• [EXERCISE TASK]: Copy each line of the material below that includes the string "this".

(Saved data entries)
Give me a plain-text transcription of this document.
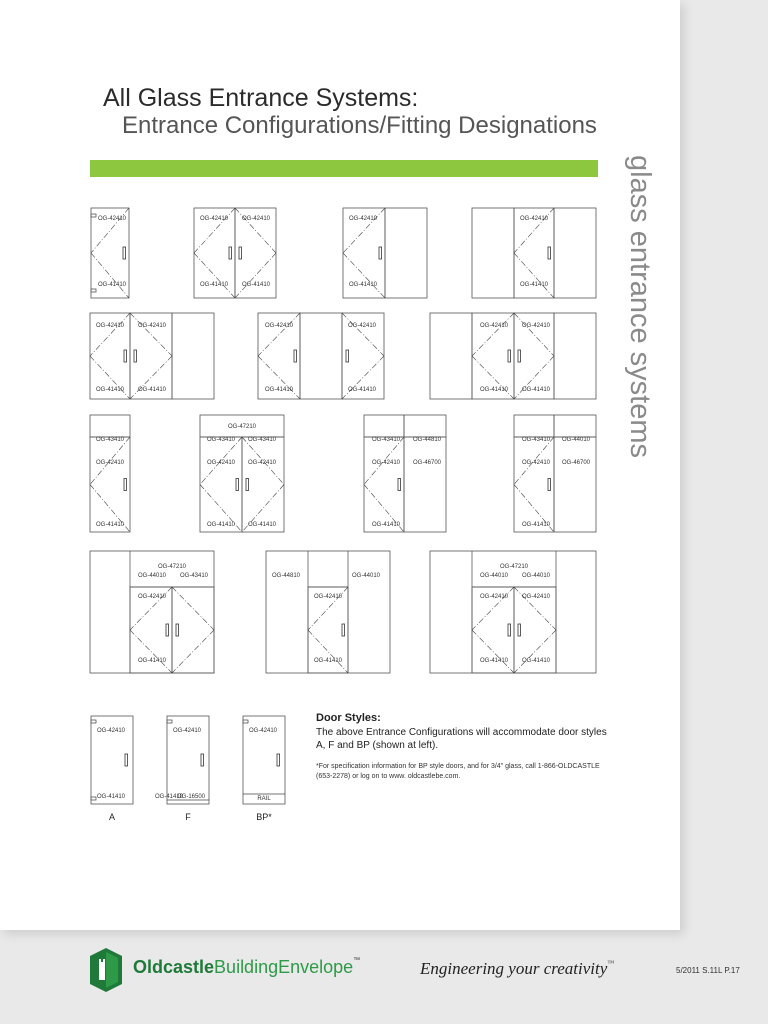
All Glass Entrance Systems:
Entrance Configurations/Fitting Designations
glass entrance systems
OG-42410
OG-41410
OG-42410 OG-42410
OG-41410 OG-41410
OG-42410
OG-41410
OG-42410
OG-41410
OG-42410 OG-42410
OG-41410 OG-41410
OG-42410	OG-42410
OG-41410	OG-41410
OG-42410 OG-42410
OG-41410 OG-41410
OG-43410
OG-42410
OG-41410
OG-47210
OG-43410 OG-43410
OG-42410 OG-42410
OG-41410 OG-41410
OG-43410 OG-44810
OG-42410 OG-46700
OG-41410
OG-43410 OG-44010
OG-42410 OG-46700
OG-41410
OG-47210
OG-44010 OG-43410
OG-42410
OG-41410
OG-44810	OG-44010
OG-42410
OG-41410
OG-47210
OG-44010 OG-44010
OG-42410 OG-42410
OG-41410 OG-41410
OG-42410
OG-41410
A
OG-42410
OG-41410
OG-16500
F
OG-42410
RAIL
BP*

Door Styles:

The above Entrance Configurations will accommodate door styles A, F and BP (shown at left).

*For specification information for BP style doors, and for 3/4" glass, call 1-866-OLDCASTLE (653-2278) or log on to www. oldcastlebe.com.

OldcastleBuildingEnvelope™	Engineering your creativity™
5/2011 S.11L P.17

---

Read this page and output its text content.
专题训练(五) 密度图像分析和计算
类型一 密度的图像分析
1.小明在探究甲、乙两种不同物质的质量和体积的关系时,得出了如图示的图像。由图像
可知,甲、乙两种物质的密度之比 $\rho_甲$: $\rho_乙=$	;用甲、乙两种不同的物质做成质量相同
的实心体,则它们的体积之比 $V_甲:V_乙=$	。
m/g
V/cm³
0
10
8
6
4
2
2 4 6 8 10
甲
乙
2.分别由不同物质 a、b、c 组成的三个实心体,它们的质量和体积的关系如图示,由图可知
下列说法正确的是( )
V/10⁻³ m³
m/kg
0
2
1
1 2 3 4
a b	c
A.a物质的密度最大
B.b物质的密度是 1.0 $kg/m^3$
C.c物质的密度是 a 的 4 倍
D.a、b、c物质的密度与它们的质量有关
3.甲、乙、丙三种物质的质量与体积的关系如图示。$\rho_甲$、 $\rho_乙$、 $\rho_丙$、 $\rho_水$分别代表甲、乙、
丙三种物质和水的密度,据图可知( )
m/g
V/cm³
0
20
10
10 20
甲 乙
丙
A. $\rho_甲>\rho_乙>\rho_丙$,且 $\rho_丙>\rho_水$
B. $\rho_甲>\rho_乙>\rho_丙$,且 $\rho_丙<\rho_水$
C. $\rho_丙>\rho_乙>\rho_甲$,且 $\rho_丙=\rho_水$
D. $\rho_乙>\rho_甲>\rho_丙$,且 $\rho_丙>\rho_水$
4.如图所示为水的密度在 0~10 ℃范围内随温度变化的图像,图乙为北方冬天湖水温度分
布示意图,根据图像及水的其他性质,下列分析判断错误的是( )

• [RESULT]:
Give me a plain-text transcription of this document.
Read this page and output its text content.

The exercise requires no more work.